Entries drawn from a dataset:
================

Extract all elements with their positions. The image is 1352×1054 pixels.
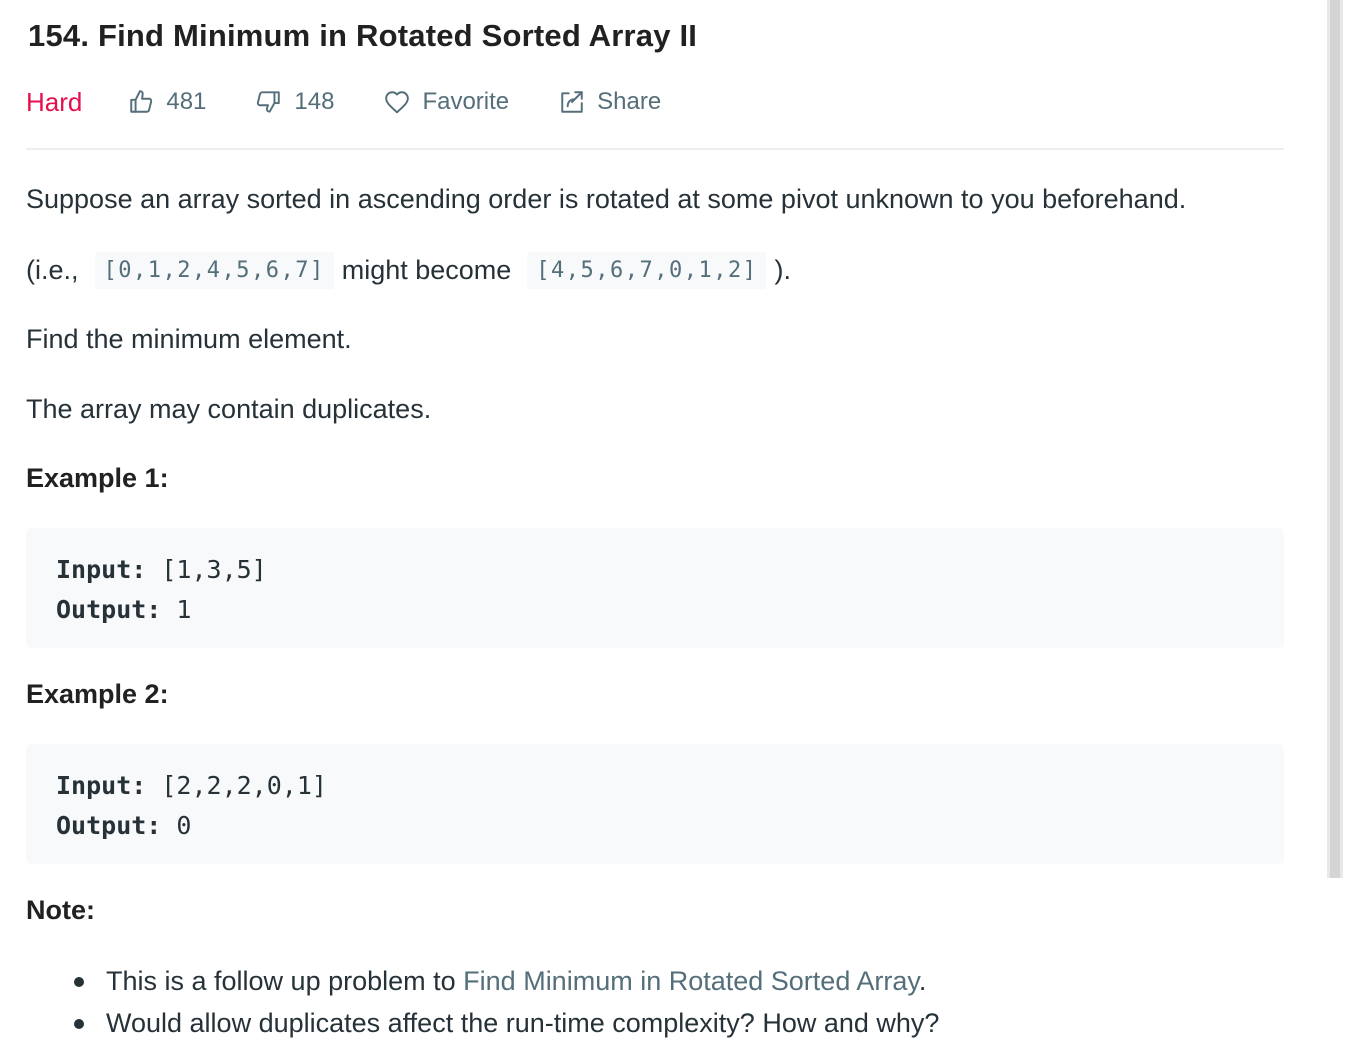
- example-code-block: Input: [1,3,5] Output: 1: [26, 528, 1284, 648]
- header-divider: [26, 148, 1284, 150]
- dislike-button[interactable]: 148: [254, 88, 334, 116]
- share-button[interactable]: Share: [559, 88, 661, 116]
- description-paragraph: The array may contain duplicates.: [26, 394, 432, 424]
- bullet-icon: [74, 1019, 84, 1029]
- output-label: Output:: [56, 811, 162, 840]
- inline-text: might become: [341, 255, 512, 285]
- problem-stats-bar: Hard 481 148 Favorite Share: [26, 84, 661, 120]
- dislikes-count: 148: [294, 88, 335, 115]
- thumbs-down-icon: [254, 89, 282, 115]
- favorite-label: Favorite: [422, 88, 510, 115]
- thumbs-up-icon: [128, 89, 154, 115]
- inline-text: ).: [774, 255, 791, 285]
- favorite-button[interactable]: Favorite: [384, 88, 509, 116]
- input-label: Input:: [56, 555, 147, 584]
- example-output-line: Output: 1: [56, 590, 1284, 630]
- related-problem-link[interactable]: Find Minimum in Rotated Sorted Array: [463, 966, 919, 996]
- heart-icon: [384, 90, 410, 114]
- share-label: Share: [597, 88, 662, 115]
- input-value: [2,2,2,0,1]: [146, 771, 327, 800]
- likes-count: 481: [166, 88, 207, 115]
- example-output-line: Output: 0: [56, 806, 1284, 846]
- like-button[interactable]: 481: [128, 88, 206, 116]
- example-input-line: Input: [1,3,5]: [56, 550, 1284, 590]
- bullet-icon: [74, 977, 84, 987]
- output-value: 1: [161, 595, 192, 624]
- example-heading: Example 1:: [26, 463, 169, 493]
- scrollbar-thumb[interactable]: [1330, 0, 1340, 878]
- description-example-sentence: (i.e., [0,1,2,4,5,6,7] might become [4,5…: [26, 252, 791, 289]
- note-text: .: [918, 966, 927, 996]
- list-item: Would allow duplicates affect the run-ti…: [26, 1002, 939, 1044]
- vertical-scrollbar[interactable]: [1327, 0, 1343, 878]
- description-paragraph: Find the minimum element.: [26, 324, 352, 354]
- example-input-line: Input: [2,2,2,0,1]: [56, 766, 1284, 806]
- input-label: Input:: [56, 771, 147, 800]
- example-heading: Example 2:: [26, 679, 169, 709]
- note-text: Would allow duplicates affect the run-ti…: [106, 1008, 940, 1038]
- difficulty-label: Hard: [26, 86, 83, 117]
- inline-text: (i.e.,: [26, 255, 79, 285]
- example-code-block: Input: [2,2,2,0,1] Output: 0: [26, 744, 1284, 864]
- list-item: This is a follow up problem to Find Mini…: [26, 960, 939, 1002]
- description-paragraph: Suppose an array sorted in ascending ord…: [26, 184, 1187, 214]
- output-label: Output:: [56, 595, 162, 624]
- note-list: This is a follow up problem to Find Mini…: [26, 960, 939, 1044]
- input-value: [1,3,5]: [146, 555, 267, 584]
- note-heading: Note:: [26, 895, 95, 925]
- problem-title: 154. Find Minimum in Rotated Sorted Arra…: [28, 18, 698, 53]
- share-icon: [559, 89, 585, 115]
- output-value: 0: [161, 811, 192, 840]
- note-text: This is a follow up problem to: [106, 966, 464, 996]
- inline-code: [4,5,6,7,0,1,2]: [527, 252, 767, 289]
- inline-code: [0,1,2,4,5,6,7]: [94, 252, 334, 289]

================

[Objective]:
Copy every line of the records above word for word, leaving out the pictures.

[Solution for this problem]:
Extract all elements with their positions. The image is 1352×1054 pixels.
- example-code-block: Input: [1,3,5] Output: 1: [26, 528, 1284, 648]
- header-divider: [26, 148, 1284, 150]
- dislike-button[interactable]: 148: [254, 88, 334, 116]
- share-button[interactable]: Share: [559, 88, 661, 116]
- description-paragraph: The array may contain duplicates.: [26, 394, 432, 424]
- bullet-icon: [74, 1019, 84, 1029]
- output-label: Output:: [56, 811, 162, 840]
- inline-text: might become: [341, 255, 512, 285]
- problem-stats-bar: Hard 481 148 Favorite Share: [26, 84, 661, 120]
- dislikes-count: 148: [294, 88, 335, 115]
- thumbs-down-icon: [254, 89, 282, 115]
- favorite-label: Favorite: [422, 88, 510, 115]
- thumbs-up-icon: [128, 89, 154, 115]
- inline-text: ).: [774, 255, 791, 285]
- favorite-button[interactable]: Favorite: [384, 88, 509, 116]
- input-label: Input:: [56, 555, 147, 584]
- example-output-line: Output: 1: [56, 590, 1284, 630]
- related-problem-link[interactable]: Find Minimum in Rotated Sorted Array: [463, 966, 919, 996]
- heart-icon: [384, 90, 410, 114]
- share-label: Share: [597, 88, 662, 115]
- input-value: [2,2,2,0,1]: [146, 771, 327, 800]
- likes-count: 481: [166, 88, 207, 115]
- example-output-line: Output: 0: [56, 806, 1284, 846]
- like-button[interactable]: 481: [128, 88, 206, 116]
- example-input-line: Input: [1,3,5]: [56, 550, 1284, 590]
- bullet-icon: [74, 977, 84, 987]
- output-value: 1: [161, 595, 192, 624]
- example-heading: Example 1:: [26, 463, 169, 493]
- scrollbar-thumb[interactable]: [1330, 0, 1340, 878]
- description-example-sentence: (i.e., [0,1,2,4,5,6,7] might become [4,5…: [26, 252, 791, 289]
- note-text: .: [918, 966, 927, 996]
- list-item: Would allow duplicates affect the run-ti…: [26, 1002, 939, 1044]
- vertical-scrollbar[interactable]: [1327, 0, 1343, 878]
- description-paragraph: Find the minimum element.: [26, 324, 352, 354]
- example-input-line: Input: [2,2,2,0,1]: [56, 766, 1284, 806]
- input-label: Input:: [56, 771, 147, 800]
- example-heading: Example 2:: [26, 679, 169, 709]
- note-text: Would allow duplicates affect the run-ti…: [106, 1008, 940, 1038]
- difficulty-label: Hard: [26, 86, 83, 117]
- inline-text: (i.e.,: [26, 255, 79, 285]
- example-code-block: Input: [2,2,2,0,1] Output: 0: [26, 744, 1284, 864]
- list-item: This is a follow up problem to Find Mini…: [26, 960, 939, 1002]
- description-paragraph: Suppose an array sorted in ascending ord…: [26, 184, 1187, 214]
- output-label: Output:: [56, 595, 162, 624]
- note-list: This is a follow up problem to Find Mini…: [26, 960, 939, 1044]
- input-value: [1,3,5]: [146, 555, 267, 584]
- note-heading: Note:: [26, 895, 95, 925]
- problem-title: 154. Find Minimum in Rotated Sorted Arra…: [28, 18, 698, 53]
- share-icon: [559, 89, 585, 115]
- output-value: 0: [161, 811, 192, 840]
- note-text: This is a follow up problem to: [106, 966, 464, 996]
- inline-code: [4,5,6,7,0,1,2]: [527, 252, 767, 289]
- inline-code: [0,1,2,4,5,6,7]: [94, 252, 334, 289]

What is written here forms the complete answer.